(Dataset records)
——
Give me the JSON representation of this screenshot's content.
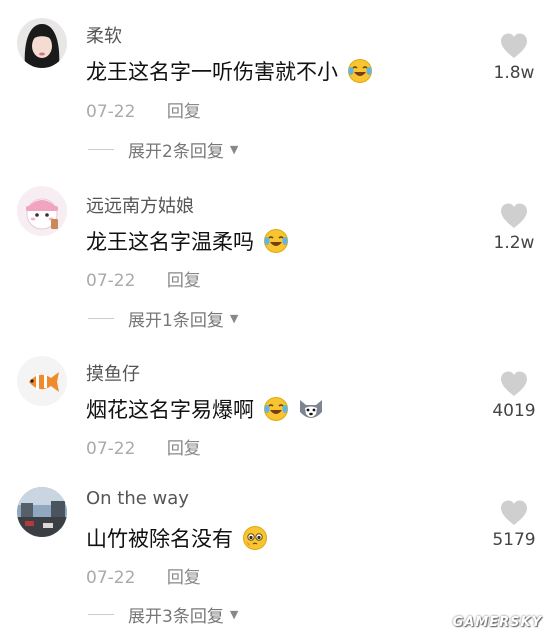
{
  "comments": [
    {
      "username": "柔软",
      "text": "龙王这名字一听伤害就不小",
      "emojis": [
        "laughing-tears-emoji"
      ],
      "date": "07-22",
      "reply_label": "回复",
      "likes": "1.8w",
      "expand_label": "展开2条回复"
    },
    {
      "username": "远远南方姑娘",
      "text": "龙王这名字温柔吗",
      "emojis": [
        "laughing-tears-emoji"
      ],
      "date": "07-22",
      "reply_label": "回复",
      "likes": "1.2w",
      "expand_label": "展开1条回复"
    },
    {
      "username": "摸鱼仔",
      "text": "烟花这名字易爆啊",
      "emojis": [
        "laughing-tears-emoji",
        "husky-dog-emoji"
      ],
      "date": "07-22",
      "reply_label": "回复",
      "likes": "4019"
    },
    {
      "username": "On the way",
      "text": "山竹被除名没有",
      "emojis": [
        "pleading-face-emoji"
      ],
      "date": "07-22",
      "reply_label": "回复",
      "likes": "5179",
      "expand_label": "展开3条回复"
    }
  ],
  "watermark": "GAMERSKY",
  "colors": {
    "heart": "#cfcfcf",
    "meta_text": "#aaaaaa",
    "emoji_yellow": "#f7c531"
  }
}
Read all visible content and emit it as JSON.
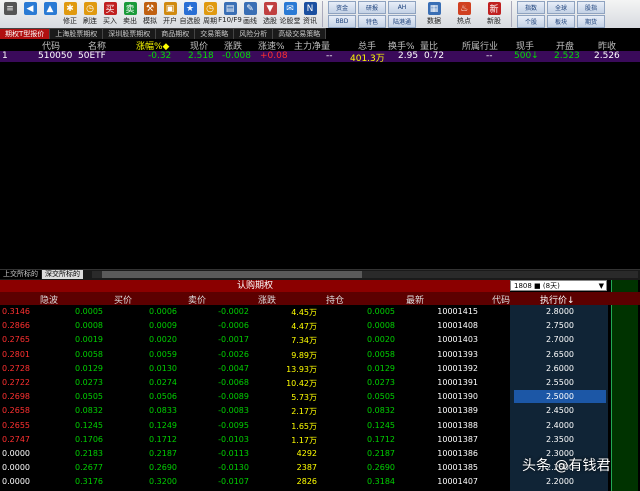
{
  "toolbar": {
    "buttons": [
      {
        "label": "",
        "icon": "menu-icon"
      },
      {
        "label": "",
        "icon": "back-arrow-icon"
      },
      {
        "label": "",
        "icon": "up-arrow-icon"
      },
      {
        "label": "修正",
        "icon": "gear-icon"
      },
      {
        "label": "刷连",
        "icon": "clock-icon"
      },
      {
        "label": "买入",
        "icon": "buy-icon"
      },
      {
        "label": "卖出",
        "icon": "sell-icon"
      },
      {
        "label": "模拟",
        "icon": "hammer-icon"
      },
      {
        "label": "开户",
        "icon": "lock-icon"
      },
      {
        "label": "自选股",
        "icon": "star-icon"
      },
      {
        "label": "周期",
        "icon": "clock-icon"
      },
      {
        "label": "F10/F9",
        "icon": "document-icon"
      },
      {
        "label": "画线",
        "icon": "pen-icon"
      },
      {
        "label": "选股",
        "icon": "filter-icon"
      },
      {
        "label": "论股堂",
        "icon": "chat-icon"
      },
      {
        "label": "资讯",
        "icon": "news-icon"
      }
    ],
    "grid1": [
      "资金",
      "研报",
      "AH",
      "BBD",
      "特色",
      "陆港通"
    ],
    "grid2_labels": [
      "数据",
      "热点",
      "新股"
    ],
    "grid3": [
      "指数",
      "全球",
      "股指",
      "个股",
      "板块",
      "期货"
    ]
  },
  "tabs": [
    "期权T型报价",
    "上海股票期权",
    "深圳股票期权",
    "商品期权",
    "交易策略",
    "风险分析",
    "高级交易策略"
  ],
  "header": [
    "代码",
    "名称",
    "涨幅%◆",
    "现价",
    "涨跌",
    "涨速%",
    "主力净量",
    "总手",
    "换手%",
    "量比",
    "所属行业",
    "现手",
    "开盘",
    "昨收"
  ],
  "quote_row": [
    "1",
    "510050",
    "50ETF",
    "-0.32",
    "2.518",
    "-0.008",
    "+0.08",
    "--",
    "401.3万",
    "2.95",
    "0.72",
    "--",
    "500↓",
    "2.523",
    "2.526"
  ],
  "sub_tabs": [
    "上交所标的",
    "深交所标的"
  ],
  "option_title": "认购期权",
  "expiry_select": "1808 ■ (8天)",
  "option_header": [
    "隐波",
    "买价",
    "卖价",
    "涨跌",
    "持仓",
    "最新",
    "代码",
    "执行价↓"
  ],
  "options": [
    [
      "0.3146",
      "0.0005",
      "0.0006",
      "-0.0002",
      "4.45万",
      "0.0005",
      "10001415",
      "2.8000"
    ],
    [
      "0.2866",
      "0.0008",
      "0.0009",
      "-0.0006",
      "4.47万",
      "0.0008",
      "10001408",
      "2.7500"
    ],
    [
      "0.2765",
      "0.0019",
      "0.0020",
      "-0.0017",
      "7.34万",
      "0.0020",
      "10001403",
      "2.7000"
    ],
    [
      "0.2801",
      "0.0058",
      "0.0059",
      "-0.0026",
      "9.89万",
      "0.0058",
      "10001393",
      "2.6500"
    ],
    [
      "0.2728",
      "0.0129",
      "0.0130",
      "-0.0047",
      "13.93万",
      "0.0129",
      "10001392",
      "2.6000"
    ],
    [
      "0.2722",
      "0.0273",
      "0.0274",
      "-0.0068",
      "10.42万",
      "0.0273",
      "10001391",
      "2.5500"
    ],
    [
      "0.2698",
      "0.0505",
      "0.0506",
      "-0.0089",
      "5.73万",
      "0.0505",
      "10001390",
      "2.5000"
    ],
    [
      "0.2658",
      "0.0832",
      "0.0833",
      "-0.0083",
      "2.17万",
      "0.0832",
      "10001389",
      "2.4500"
    ],
    [
      "0.2655",
      "0.1245",
      "0.1249",
      "-0.0095",
      "1.65万",
      "0.1245",
      "10001388",
      "2.4000"
    ],
    [
      "0.2747",
      "0.1706",
      "0.1712",
      "-0.0103",
      "1.17万",
      "0.1712",
      "10001387",
      "2.3500"
    ],
    [
      "0.0000",
      "0.2183",
      "0.2187",
      "-0.0113",
      "4292",
      "0.2187",
      "10001386",
      "2.3000"
    ],
    [
      "0.0000",
      "0.2677",
      "0.2690",
      "-0.0130",
      "2387",
      "0.2690",
      "10001385",
      "2.2500"
    ],
    [
      "0.0000",
      "0.3176",
      "0.3200",
      "-0.0107",
      "2826",
      "0.3184",
      "10001407",
      "2.2000"
    ]
  ],
  "watermark": "头条 @有钱君",
  "colors": {
    "up": "#ff3030",
    "down": "#00d000",
    "neutral": "#ffffff",
    "yellow": "#ffff00",
    "accent": "#b01010"
  }
}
——
TASK INSTRUCTIONS: Only lines that contain the word "JSON" are wanted; copy each of them.

FULL OUTPUT:
Give me the JSON representation of this screenshot's content.
Read all visible content and emit it as JSON.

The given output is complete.